▸ Dados de elementos e regiões:
☆ ☆ ☆ ☆ ☆ ☆ ☆

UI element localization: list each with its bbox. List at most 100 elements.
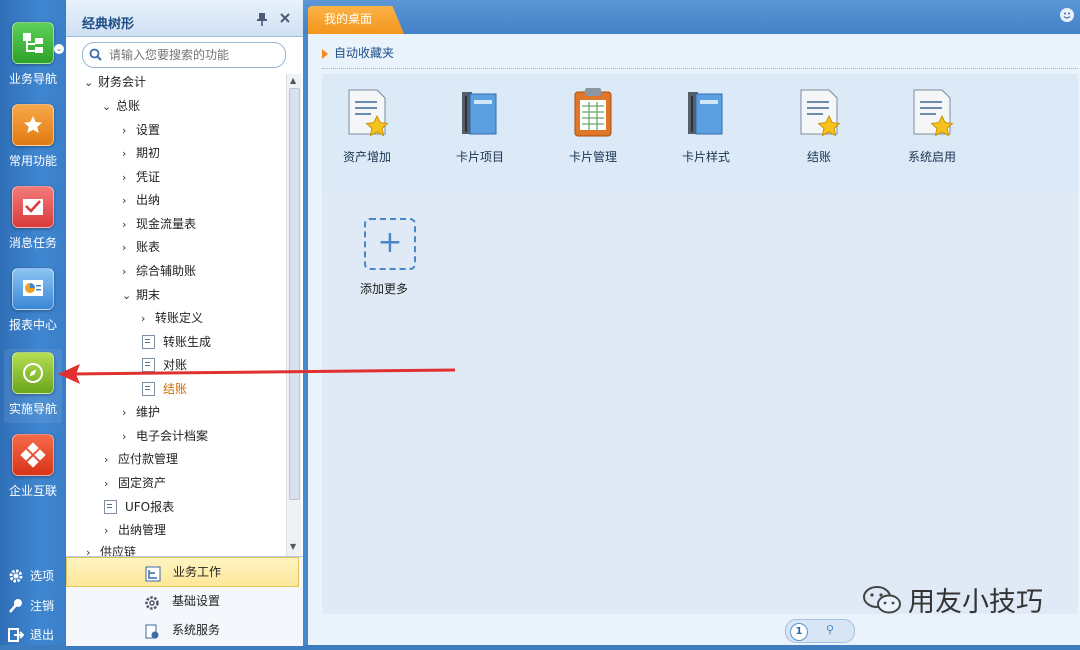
- fav-system-enable[interactable]: 系统启用: [887, 86, 977, 165]
- tree-node-cashier-management[interactable]: › 出纳管理: [104, 520, 166, 540]
- doc-star-icon: [343, 86, 391, 142]
- nav-label: 消息任务: [8, 236, 57, 250]
- tree-node-label: 设置: [136, 123, 161, 137]
- wechat-logo-icon: [862, 585, 902, 615]
- footer-label: 业务工作: [173, 565, 222, 579]
- tree-node-aux-ledger[interactable]: › 综合辅助账: [122, 261, 196, 281]
- tree-node-period-end[interactable]: ⌄ 期末: [122, 285, 160, 305]
- options-label: 选项: [30, 569, 55, 583]
- pin-icon[interactable]: [256, 12, 270, 26]
- footer-label: 系统服务: [172, 623, 221, 637]
- exit-icon: [8, 627, 25, 643]
- tree-node-transfer-definition[interactable]: › 转账定义: [141, 308, 203, 328]
- tree-node-fixed-assets[interactable]: › 固定资产: [104, 473, 166, 493]
- document-icon: [142, 334, 155, 349]
- report-center-icon: [12, 268, 54, 310]
- system-services-tab[interactable]: 系统服务: [66, 616, 297, 644]
- collapsed-arrow-icon: ›: [141, 312, 146, 325]
- tree-panel-header: 经典树形: [66, 0, 303, 37]
- close-icon[interactable]: [279, 12, 293, 26]
- nav-favorite-functions[interactable]: 常用功能: [0, 104, 66, 169]
- tree-node-label: 转账定义: [155, 311, 204, 325]
- fav-card-style[interactable]: 卡片样式: [661, 86, 751, 165]
- tree-panel-title: 经典树形: [82, 17, 135, 32]
- tree-node-e-archives[interactable]: › 电子会计档案: [122, 426, 208, 446]
- logout-button[interactable]: 注销: [8, 597, 54, 614]
- tree-node-settings[interactable]: › 设置: [122, 120, 160, 140]
- tab-bar: 我的桌面: [303, 0, 1080, 34]
- tree-node-finance[interactable]: ⌄ 财务会计: [84, 72, 146, 92]
- tree-node-general-ledger[interactable]: ⌄ 总账: [102, 96, 140, 116]
- tree-node-maintenance[interactable]: › 维护: [122, 402, 160, 422]
- options-button[interactable]: 选项: [8, 567, 54, 584]
- page-indicator[interactable]: 1: [790, 623, 808, 641]
- pin-page-icon[interactable]: ⚲: [826, 623, 834, 636]
- add-more-button[interactable]: +: [364, 218, 416, 270]
- collapsed-arrow-icon: ›: [122, 147, 127, 160]
- scroll-up-icon[interactable]: ▲: [290, 76, 296, 85]
- tree-node-label: 凭证: [136, 170, 161, 184]
- basic-settings-tab[interactable]: 基础设置: [66, 587, 297, 615]
- auto-favorites-header[interactable]: 自动收藏夹: [322, 44, 394, 61]
- tree-node-account-reports[interactable]: › 账表: [122, 237, 160, 257]
- tree-node-label: 账表: [136, 240, 161, 254]
- collapsed-arrow-icon: ›: [122, 171, 127, 184]
- watermark: 用友小技巧: [862, 580, 1043, 619]
- tree-node-label: 总账: [116, 99, 141, 113]
- tree-node-payables[interactable]: › 应付款管理: [104, 449, 178, 469]
- fav-card-management[interactable]: 卡片管理: [548, 86, 638, 165]
- collapsed-arrow-icon: ›: [122, 124, 127, 137]
- fav-label: 卡片样式: [681, 150, 730, 164]
- business-work-tab[interactable]: 业务工作: [66, 557, 299, 587]
- document-icon: [142, 357, 155, 372]
- fav-closing[interactable]: 结账: [774, 86, 864, 165]
- fav-asset-addition[interactable]: 资产增加: [322, 86, 412, 165]
- message-task-icon: [12, 186, 54, 228]
- nav-enterprise-connect[interactable]: 企业互联: [0, 434, 66, 499]
- settings-gear-icon: [144, 593, 160, 610]
- favorites-header-label: 自动收藏夹: [334, 46, 395, 60]
- search-box[interactable]: [82, 42, 286, 68]
- document-icon: [104, 499, 117, 514]
- nav-implementation-navigation[interactable]: 实施导航: [0, 352, 66, 417]
- chevron-down-icon[interactable]: ⌄: [54, 44, 64, 54]
- tree-node-cash-flow[interactable]: › 现金流量表: [122, 214, 196, 234]
- fav-label: 结账: [806, 150, 831, 164]
- nav-business-navigation[interactable]: 业务导航: [0, 22, 66, 87]
- function-tree: ⌄ 财务会计 ⌄ 总账 › 设置 › 期初 › 凭证 › 出纳 › 现金流量表 › 账表 › 综合…: [66, 70, 288, 556]
- desktop-shortcuts-area: + 添加更多: [322, 194, 1078, 614]
- tree-node-transfer-generation[interactable]: 转账生成: [142, 332, 211, 352]
- collapsed-arrow-icon: ›: [104, 453, 109, 466]
- tree-node-label: UFO报表: [125, 500, 175, 514]
- collapsed-arrow-icon: ›: [122, 218, 127, 231]
- doc-star-icon: [795, 86, 843, 142]
- exit-button[interactable]: 退出: [8, 626, 54, 643]
- logout-label: 注销: [30, 599, 55, 613]
- card-book-icon: [456, 86, 504, 142]
- nav-report-center[interactable]: 报表中心: [0, 268, 66, 333]
- tree-node-ufo-reports[interactable]: UFO报表: [104, 497, 174, 517]
- tab-my-desktop[interactable]: 我的桌面: [308, 6, 404, 34]
- expanded-arrow-icon: ⌄: [84, 76, 94, 89]
- collapsed-arrow-icon: ›: [122, 194, 127, 207]
- nav-message-task[interactable]: 消息任务: [0, 186, 66, 251]
- tree-node-label: 现金流量表: [136, 217, 197, 231]
- tree-node-reconciliation[interactable]: 对账: [142, 355, 187, 375]
- document-icon: [142, 381, 155, 396]
- business-work-icon: [145, 564, 161, 582]
- tree-node-cashier[interactable]: › 出纳: [122, 190, 160, 210]
- scrollbar-thumb[interactable]: [289, 88, 300, 500]
- tree-node-voucher[interactable]: › 凭证: [122, 167, 160, 187]
- tree-node-closing[interactable]: 结账: [142, 379, 187, 399]
- tree-node-label: 转账生成: [163, 335, 212, 349]
- tree-scrollbar[interactable]: ▲ ▼: [286, 74, 301, 556]
- search-input[interactable]: [107, 46, 281, 64]
- smiley-icon[interactable]: [1060, 8, 1074, 22]
- divider: [322, 68, 1078, 69]
- implementation-nav-icon: [12, 352, 54, 394]
- business-nav-icon: [12, 22, 54, 64]
- scroll-down-icon[interactable]: ▼: [290, 542, 296, 551]
- tree-node-opening[interactable]: › 期初: [122, 143, 160, 163]
- tree-node-supply-chain[interactable]: › 供应链: [86, 542, 136, 556]
- fav-card-items[interactable]: 卡片项目: [435, 86, 525, 165]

☆ ☆ ☆ ☆ ☆ ☆ ☆

▸ Objetivo do exercício:
Transcreva integralmente todas as linhas acima, sem qualquer alteração, e não inclua as imagens na resposta.

▸ Resposta:
UI element localization: list each with its bbox. List at most 100 elements.
- fav-system-enable[interactable]: 系统启用: [887, 86, 977, 165]
- tree-node-cashier-management[interactable]: › 出纳管理: [104, 520, 166, 540]
- doc-star-icon: [343, 86, 391, 142]
- nav-label: 消息任务: [8, 236, 57, 250]
- tree-node-label: 设置: [136, 123, 161, 137]
- wechat-logo-icon: [862, 585, 902, 615]
- footer-label: 业务工作: [173, 565, 222, 579]
- tree-node-aux-ledger[interactable]: › 综合辅助账: [122, 261, 196, 281]
- tree-node-period-end[interactable]: ⌄ 期末: [122, 285, 160, 305]
- options-label: 选项: [30, 569, 55, 583]
- pin-icon[interactable]: [256, 12, 270, 26]
- footer-label: 系统服务: [172, 623, 221, 637]
- exit-icon: [8, 627, 25, 643]
- tree-node-transfer-definition[interactable]: › 转账定义: [141, 308, 203, 328]
- tree-node-fixed-assets[interactable]: › 固定资产: [104, 473, 166, 493]
- document-icon: [142, 334, 155, 349]
- report-center-icon: [12, 268, 54, 310]
- system-services-tab[interactable]: 系统服务: [66, 616, 297, 644]
- collapsed-arrow-icon: ›: [141, 312, 146, 325]
- tree-panel-header: 经典树形: [66, 0, 303, 37]
- close-icon[interactable]: [279, 12, 293, 26]
- nav-favorite-functions[interactable]: 常用功能: [0, 104, 66, 169]
- tree-node-label: 转账定义: [155, 311, 204, 325]
- fav-card-style[interactable]: 卡片样式: [661, 86, 751, 165]
- tree-panel-title: 经典树形: [82, 17, 135, 32]
- tree-node-e-archives[interactable]: › 电子会计档案: [122, 426, 208, 446]
- logout-button[interactable]: 注销: [8, 597, 54, 614]
- tree-node-settings[interactable]: › 设置: [122, 120, 160, 140]
- tab-bar: 我的桌面: [303, 0, 1080, 34]
- tree-node-finance[interactable]: ⌄ 财务会计: [84, 72, 146, 92]
- tree-node-general-ledger[interactable]: ⌄ 总账: [102, 96, 140, 116]
- tree-node-maintenance[interactable]: › 维护: [122, 402, 160, 422]
- options-button[interactable]: 选项: [8, 567, 54, 584]
- page-indicator[interactable]: 1: [790, 623, 808, 641]
- pin-page-icon[interactable]: ⚲: [826, 623, 834, 636]
- add-more-button[interactable]: +: [364, 218, 416, 270]
- collapsed-arrow-icon: ›: [122, 147, 127, 160]
- scroll-up-icon[interactable]: ▲: [290, 76, 296, 85]
- tree-node-label: 凭证: [136, 170, 161, 184]
- basic-settings-tab[interactable]: 基础设置: [66, 587, 297, 615]
- auto-favorites-header[interactable]: 自动收藏夹: [322, 44, 394, 61]
- tree-node-account-reports[interactable]: › 账表: [122, 237, 160, 257]
- tree-node-label: 账表: [136, 240, 161, 254]
- collapsed-arrow-icon: ›: [122, 171, 127, 184]
- watermark: 用友小技巧: [862, 580, 1043, 619]
- tree-node-label: 总账: [116, 99, 141, 113]
- tree-node-payables[interactable]: › 应付款管理: [104, 449, 178, 469]
- fav-card-management[interactable]: 卡片管理: [548, 86, 638, 165]
- collapsed-arrow-icon: ›: [122, 124, 127, 137]
- fav-label: 卡片样式: [681, 150, 730, 164]
- business-work-tab[interactable]: 业务工作: [66, 557, 299, 587]
- document-icon: [142, 357, 155, 372]
- fav-closing[interactable]: 结账: [774, 86, 864, 165]
- fav-asset-addition[interactable]: 资产增加: [322, 86, 412, 165]
- message-task-icon: [12, 186, 54, 228]
- nav-enterprise-connect[interactable]: 企业互联: [0, 434, 66, 499]
- settings-gear-icon: [144, 593, 160, 610]
- favorites-header-label: 自动收藏夹: [334, 46, 395, 60]
- search-box[interactable]: [82, 42, 286, 68]
- document-icon: [104, 499, 117, 514]
- nav-implementation-navigation[interactable]: 实施导航: [0, 352, 66, 417]
- chevron-down-icon[interactable]: ⌄: [54, 44, 64, 54]
- tree-node-cash-flow[interactable]: › 现金流量表: [122, 214, 196, 234]
- fav-label: 结账: [806, 150, 831, 164]
- nav-business-navigation[interactable]: 业务导航: [0, 22, 66, 87]
- function-tree: ⌄ 财务会计 ⌄ 总账 › 设置 › 期初 › 凭证 › 出纳 › 现金流量表 › 账表 › 综合…: [66, 70, 288, 556]
- desktop-shortcuts-area: + 添加更多: [322, 194, 1078, 614]
- tree-node-transfer-generation[interactable]: 转账生成: [142, 332, 211, 352]
- collapsed-arrow-icon: ›: [104, 453, 109, 466]
- tree-node-label: UFO报表: [125, 500, 175, 514]
- collapsed-arrow-icon: ›: [122, 218, 127, 231]
- doc-star-icon: [795, 86, 843, 142]
- exit-button[interactable]: 退出: [8, 626, 54, 643]
- logout-label: 注销: [30, 599, 55, 613]
- card-book-icon: [456, 86, 504, 142]
- nav-report-center[interactable]: 报表中心: [0, 268, 66, 333]
- tree-node-ufo-reports[interactable]: UFO报表: [104, 497, 174, 517]
- tab-my-desktop[interactable]: 我的桌面: [308, 6, 404, 34]
- expanded-arrow-icon: ⌄: [84, 76, 94, 89]
- collapsed-arrow-icon: ›: [122, 194, 127, 207]
- nav-message-task[interactable]: 消息任务: [0, 186, 66, 251]
- tree-node-label: 现金流量表: [136, 217, 197, 231]
- tree-node-reconciliation[interactable]: 对账: [142, 355, 187, 375]
- document-icon: [142, 381, 155, 396]
- business-work-icon: [145, 564, 161, 582]
- tree-node-cashier[interactable]: › 出纳: [122, 190, 160, 210]
- scrollbar-thumb[interactable]: [289, 88, 300, 500]
- tree-node-voucher[interactable]: › 凭证: [122, 167, 160, 187]
- tree-node-closing[interactable]: 结账: [142, 379, 187, 399]
- tree-node-label: 转账生成: [163, 335, 212, 349]
- tree-scrollbar[interactable]: ▲ ▼: [286, 74, 301, 556]
- search-input[interactable]: [107, 46, 281, 64]
- smiley-icon[interactable]: [1060, 8, 1074, 22]
- divider: [322, 68, 1078, 69]
- implementation-nav-icon: [12, 352, 54, 394]
- business-nav-icon: [12, 22, 54, 64]
- scroll-down-icon[interactable]: ▼: [290, 542, 296, 551]
- tree-node-opening[interactable]: › 期初: [122, 143, 160, 163]
- tree-node-supply-chain[interactable]: › 供应链: [86, 542, 136, 556]
- fav-card-items[interactable]: 卡片项目: [435, 86, 525, 165]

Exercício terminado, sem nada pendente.